— START OF RECORDS SUPPLIED —

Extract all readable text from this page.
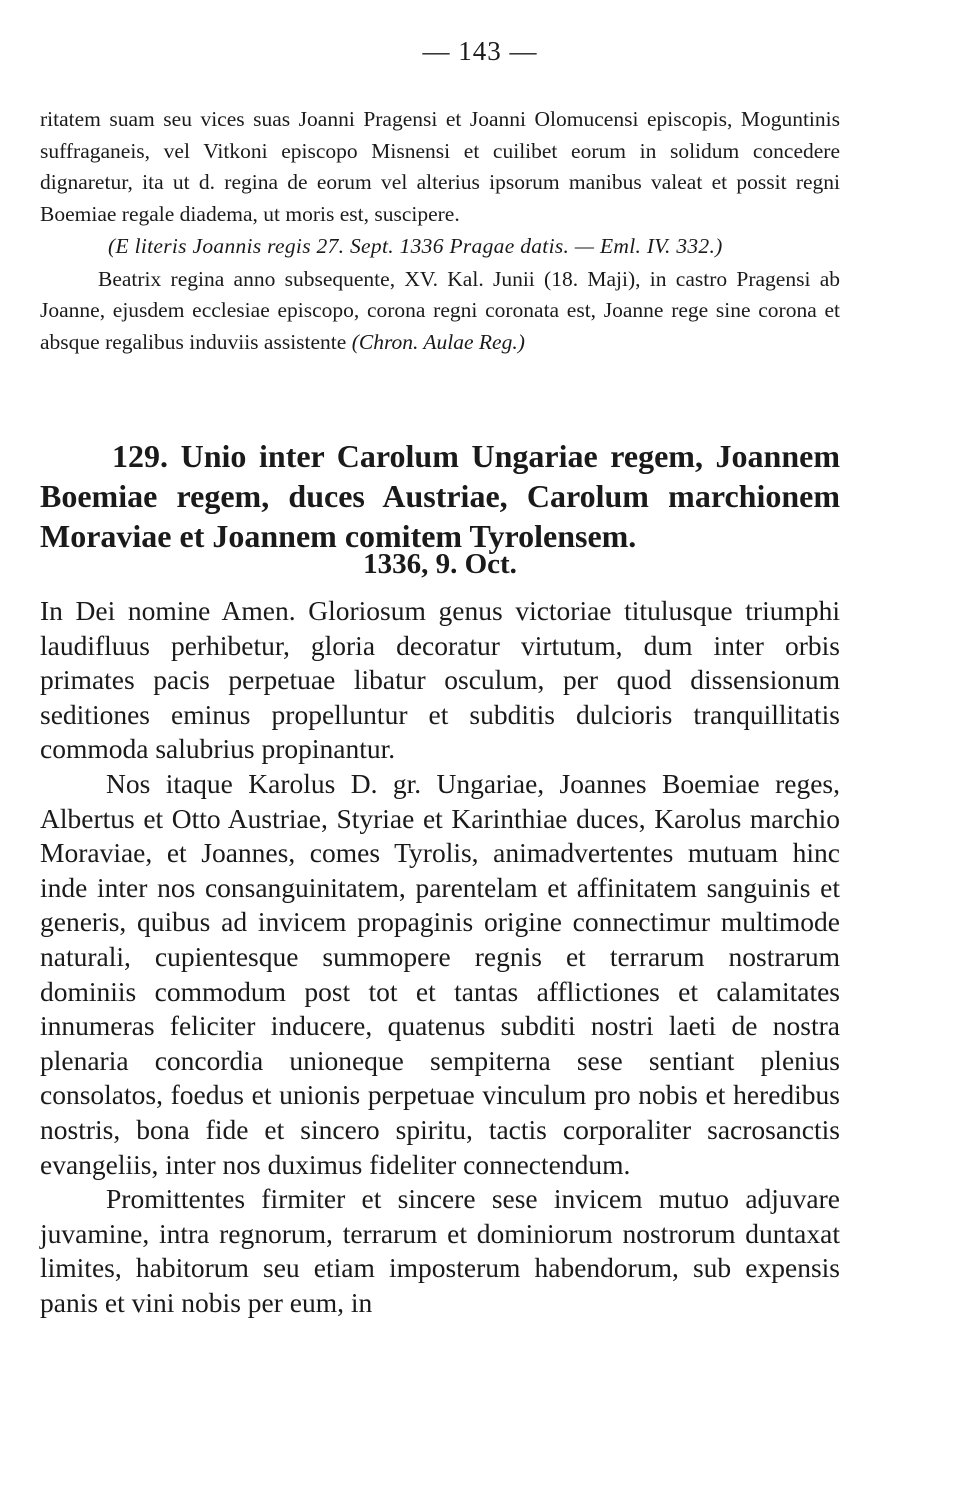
— 143 —

ritatem suam seu vices suas Joanni Pragensi et Joanni Olomucensi episcopis, Moguntinis suffraganeis, vel Vitkoni episcopo Misnensi et cuilibet eorum in solidum concedere dignaretur, ita ut d. regina de eorum vel alterius ipsorum manibus valeat et possit regni Boemiae regale diadema, ut moris est, suscipere.

(E literis Joannis regis 27. Sept. 1336 Pragae datis. — Eml. IV. 332.)

Beatrix regina anno subsequente, XV. Kal. Junii (18. Maji), in castro Pragensi ab Joanne, ejusdem ecclesiae episcopo, corona regni coronata est, Joanne rege sine corona et absque regalibus induviis assistente (Chron. Aulae Reg.)

129. Unio inter Carolum Ungariae regem, Joannem Boemiae regem, duces Austriae, Carolum marchionem Moraviae et Joannem comitem Tyrolensem.

1336, 9. Oct.

In Dei nomine Amen. Gloriosum genus victoriae titulusque triumphi laudifluus perhibetur, gloria decoratur virtutum, dum inter orbis primates pacis perpetuae libatur osculum, per quod dissensionum seditiones eminus propelluntur et subditis dulcioris tranquillitatis commoda salubrius propinantur.

Nos itaque Karolus D. gr. Ungariae, Joannes Boemiae reges, Albertus et Otto Austriae, Styriae et Karinthiae duces, Karolus marchio Moraviae, et Joannes, comes Tyrolis, animadvertentes mutuam hinc inde inter nos consanguinitatem, parentelam et affinitatem sanguinis et generis, quibus ad invicem propaginis origine connectimur multimode naturali, cupientesque summopere regnis et terrarum nostrarum dominiis commodum post tot et tantas afflictiones et calamitates innumeras feliciter inducere, quatenus subditi nostri laeti de nostra plenaria concordia unioneque sempiterna sese sentiant plenius consolatos, foedus et unionis perpetuae vinculum pro nobis et heredibus nostris, bona fide et sincero spiritu, tactis corporaliter sacrosanctis evangeliis, inter nos duximus fideliter connectendum.

Promittentes firmiter et sincere sese invicem mutuo adjuvare juvamine, intra regnorum, terrarum et dominiorum nostrorum duntaxat limites, habitorum seu etiam imposterum habendorum, sub expensis panis et vini nobis per eum, in
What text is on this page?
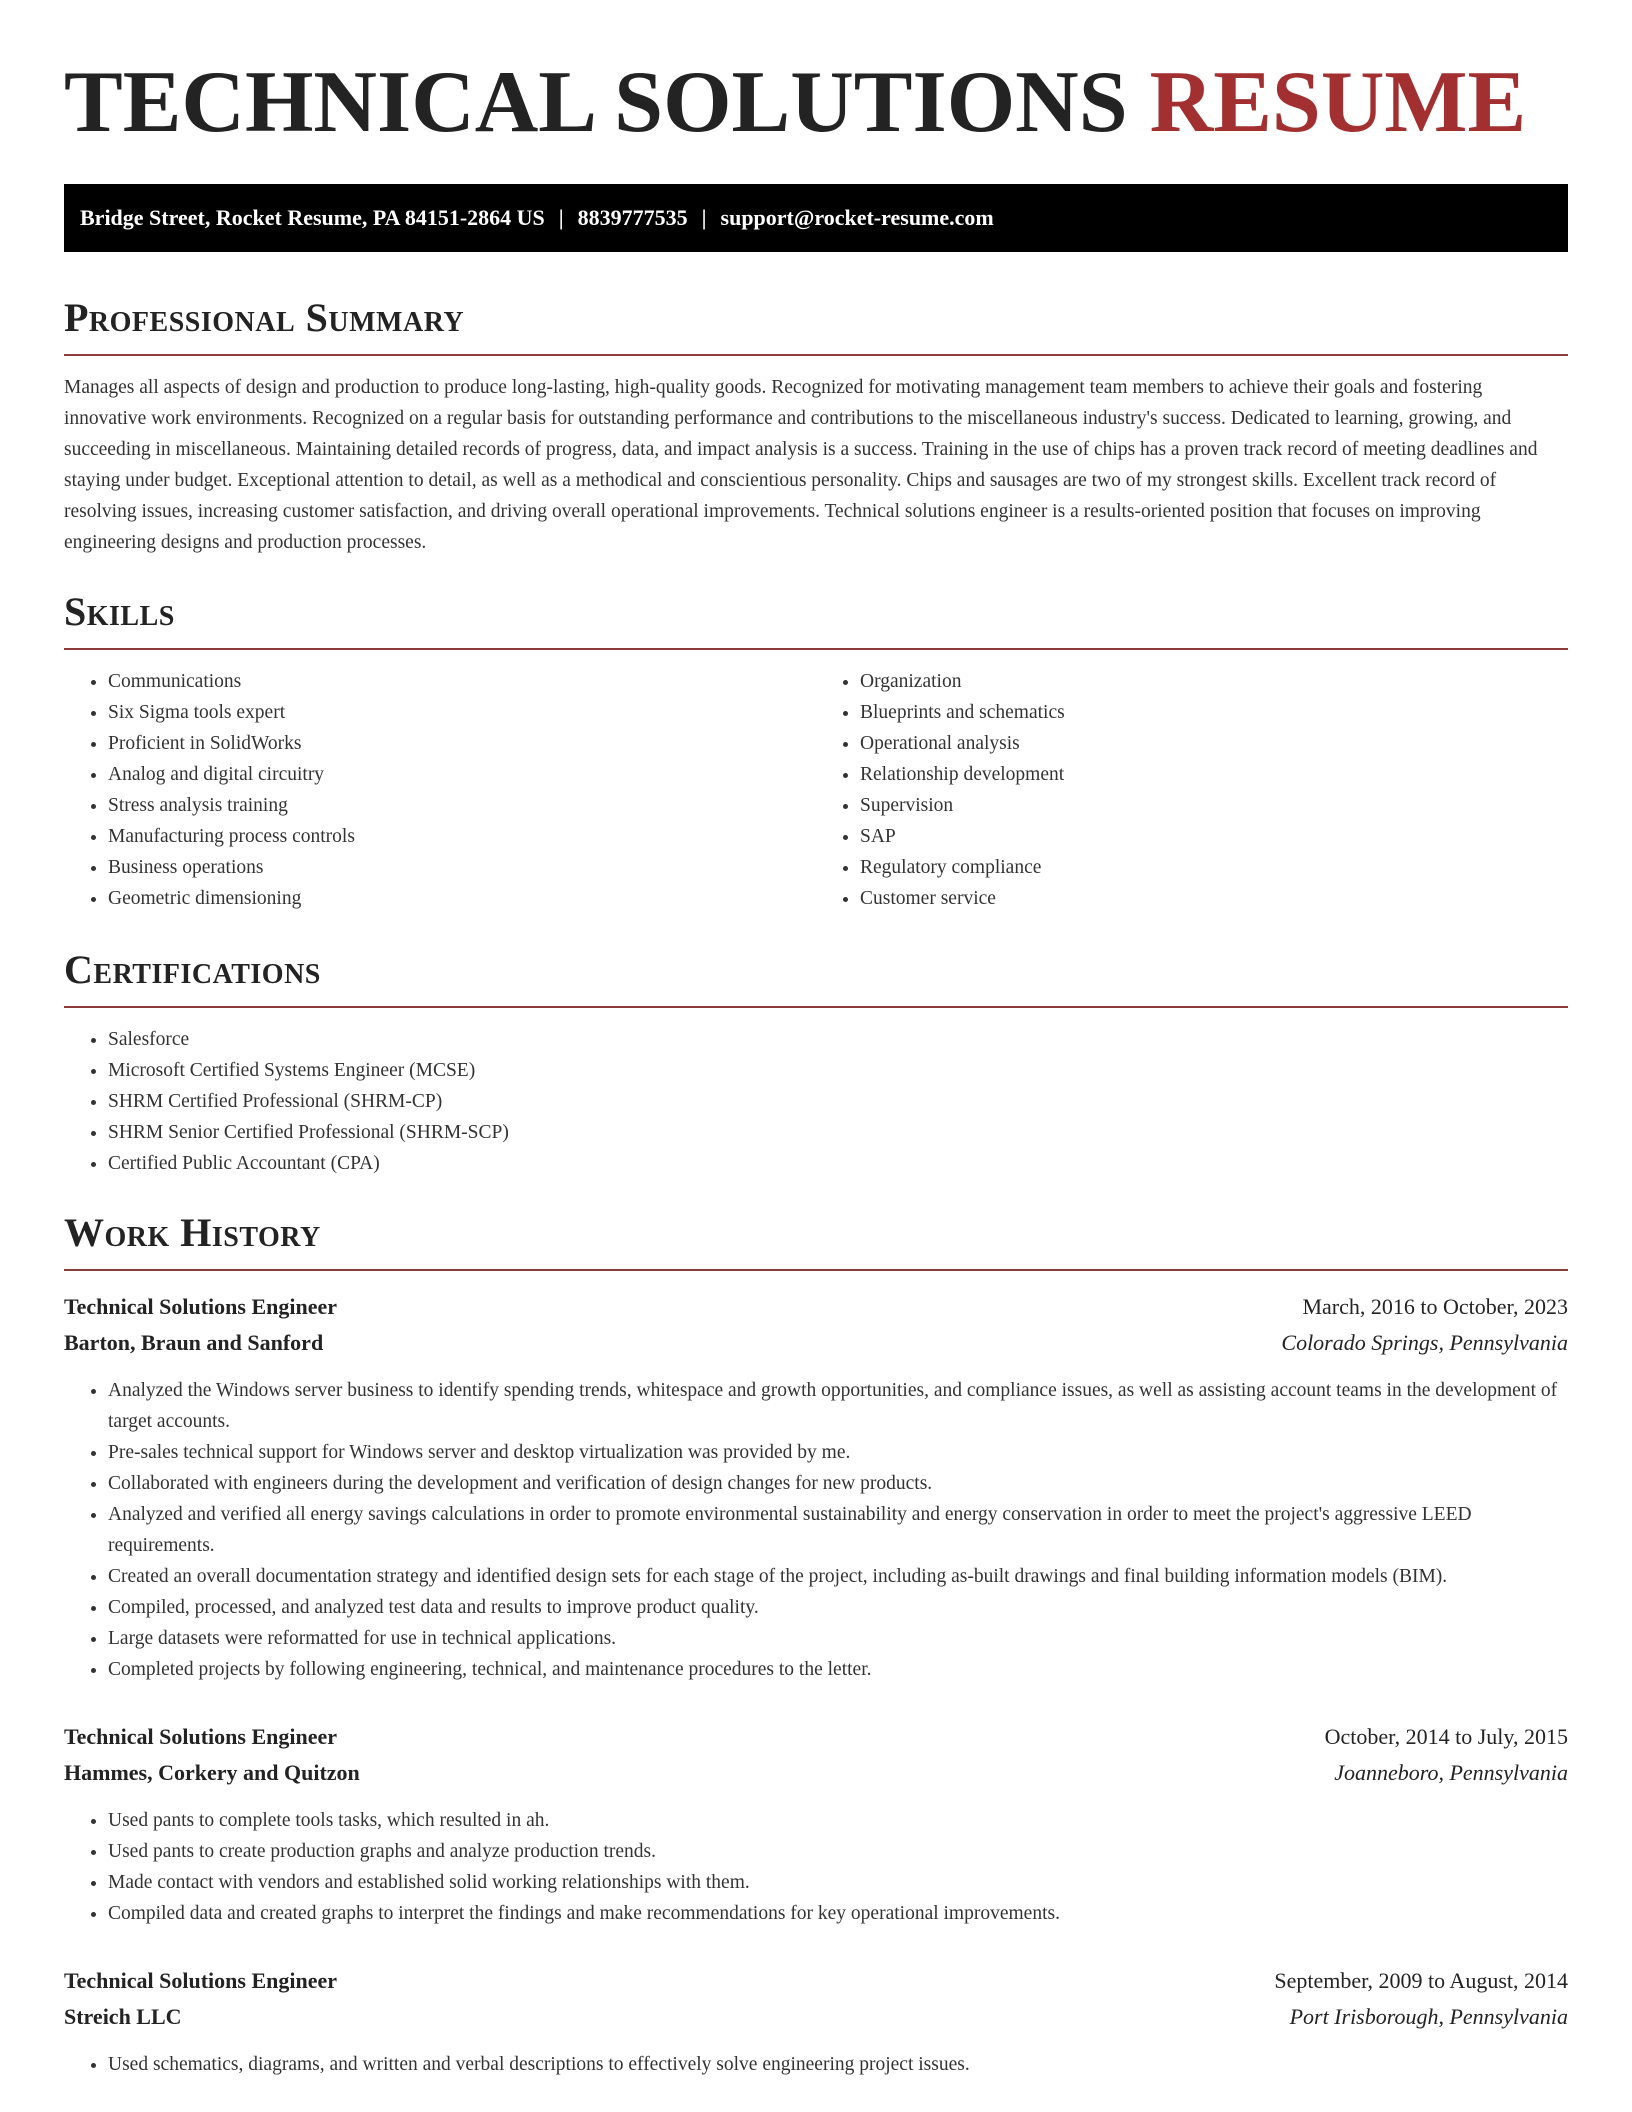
TECHNICAL SOLUTIONS RESUME
Bridge Street, Rocket Resume, PA 84151-2864 US | 8839777535 | support@rocket-resume.com
Professional Summary

Manages all aspects of design and production to produce long-lasting, high-quality goods. Recognized for motivating management team members to achieve their goals and fostering innovative work environments. Recognized on a regular basis for outstanding performance and contributions to the miscellaneous industry's success. Dedicated to learning, growing, and succeeding in miscellaneous. Maintaining detailed records of progress, data, and impact analysis is a success. Training in the use of chips has a proven track record of meeting deadlines and staying under budget. Exceptional attention to detail, as well as a methodical and conscientious personality. Chips and sausages are two of my strongest skills. Excellent track record of resolving issues, increasing customer satisfaction, and driving overall operational improvements. Technical solutions engineer is a results-oriented position that focuses on improving engineering designs and production processes.

Skills
• Communications
• Six Sigma tools expert
• Proficient in SolidWorks
• Analog and digital circuitry
• Stress analysis training
• Manufacturing process controls
• Business operations
• Geometric dimensioning
• Organization
• Blueprints and schematics
• Operational analysis
• Relationship development
• Supervision
• SAP
• Regulatory compliance
• Customer service
Certifications
• Salesforce
• Microsoft Certified Systems Engineer (MCSE)
• SHRM Certified Professional (SHRM-CP)
• SHRM Senior Certified Professional (SHRM-SCP)
• Certified Public Accountant (CPA)
Work History
Technical Solutions Engineer	March, 2016 to October, 2023
Barton, Braun and Sanford	Colorado Springs, Pennsylvania
• Analyzed the Windows server business to identify spending trends, whitespace and growth opportunities, and compliance issues, as well as assisting account teams in the development of target accounts.
• Pre-sales technical support for Windows server and desktop virtualization was provided by me.
• Collaborated with engineers during the development and verification of design changes for new products.
• Analyzed and verified all energy savings calculations in order to promote environmental sustainability and energy conservation in order to meet the project's aggressive LEED requirements.
• Created an overall documentation strategy and identified design sets for each stage of the project, including as-built drawings and final building information models (BIM).
• Compiled, processed, and analyzed test data and results to improve product quality.
• Large datasets were reformatted for use in technical applications.
• Completed projects by following engineering, technical, and maintenance procedures to the letter.
Technical Solutions Engineer	October, 2014 to July, 2015
Hammes, Corkery and Quitzon	Joanneboro, Pennsylvania
• Used pants to complete tools tasks, which resulted in ah.
• Used pants to create production graphs and analyze production trends.
• Made contact with vendors and established solid working relationships with them.
• Compiled data and created graphs to interpret the findings and make recommendations for key operational improvements.
Technical Solutions Engineer	September, 2009 to August, 2014
Streich LLC	Port Irisborough, Pennsylvania
• Used schematics, diagrams, and written and verbal descriptions to effectively solve engineering project issues.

— END OF RECORDS SUPPLIED —

■ **INSTRUCTION**: Gather from the data above every line with the string "text".

■ **RESULT FOR THIS EXERCISE**:
Extract all readable text from this page.
What text is on this page?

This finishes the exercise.